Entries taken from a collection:
<<<<

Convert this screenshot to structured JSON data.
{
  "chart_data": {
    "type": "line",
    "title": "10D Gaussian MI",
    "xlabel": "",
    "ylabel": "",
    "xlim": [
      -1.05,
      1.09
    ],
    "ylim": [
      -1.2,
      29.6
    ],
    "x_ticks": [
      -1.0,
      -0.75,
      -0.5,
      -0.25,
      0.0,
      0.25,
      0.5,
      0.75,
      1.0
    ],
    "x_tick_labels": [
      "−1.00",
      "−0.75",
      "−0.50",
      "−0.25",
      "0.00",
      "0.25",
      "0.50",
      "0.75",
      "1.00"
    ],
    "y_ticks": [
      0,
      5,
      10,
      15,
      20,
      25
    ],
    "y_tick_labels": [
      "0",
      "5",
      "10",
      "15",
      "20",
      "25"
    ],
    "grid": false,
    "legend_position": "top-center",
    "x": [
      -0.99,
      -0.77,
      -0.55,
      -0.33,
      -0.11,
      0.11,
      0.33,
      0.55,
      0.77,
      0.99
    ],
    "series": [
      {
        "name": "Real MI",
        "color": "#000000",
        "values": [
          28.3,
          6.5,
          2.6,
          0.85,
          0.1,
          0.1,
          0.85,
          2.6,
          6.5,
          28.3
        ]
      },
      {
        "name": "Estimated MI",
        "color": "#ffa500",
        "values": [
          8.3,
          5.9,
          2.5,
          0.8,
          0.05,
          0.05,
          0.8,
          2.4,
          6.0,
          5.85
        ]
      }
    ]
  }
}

>>>>

YOUR INSTRUCTIONS: Print out every entry, keeping each one exact.

SOLUTION TO THIS PROBLEM:
Convert this screenshot to structured JSON data.
{
  "chart_data": {
    "type": "line",
    "title": "10D Gaussian MI",
    "xlabel": "",
    "ylabel": "",
    "xlim": [
      -1.05,
      1.09
    ],
    "ylim": [
      -1.2,
      29.6
    ],
    "x_ticks": [
      -1.0,
      -0.75,
      -0.5,
      -0.25,
      0.0,
      0.25,
      0.5,
      0.75,
      1.0
    ],
    "x_tick_labels": [
      "−1.00",
      "−0.75",
      "−0.50",
      "−0.25",
      "0.00",
      "0.25",
      "0.50",
      "0.75",
      "1.00"
    ],
    "y_ticks": [
      0,
      5,
      10,
      15,
      20,
      25
    ],
    "y_tick_labels": [
      "0",
      "5",
      "10",
      "15",
      "20",
      "25"
    ],
    "grid": false,
    "legend_position": "top-center",
    "x": [
      -0.99,
      -0.77,
      -0.55,
      -0.33,
      -0.11,
      0.11,
      0.33,
      0.55,
      0.77,
      0.99
    ],
    "series": [
      {
        "name": "Real MI",
        "color": "#000000",
        "values": [
          28.3,
          6.5,
          2.6,
          0.85,
          0.1,
          0.1,
          0.85,
          2.6,
          6.5,
          28.3
        ]
      },
      {
        "name": "Estimated MI",
        "color": "#ffa500",
        "values": [
          8.3,
          5.9,
          2.5,
          0.8,
          0.05,
          0.05,
          0.8,
          2.4,
          6.0,
          5.85
        ]
      }
    ]
  }
}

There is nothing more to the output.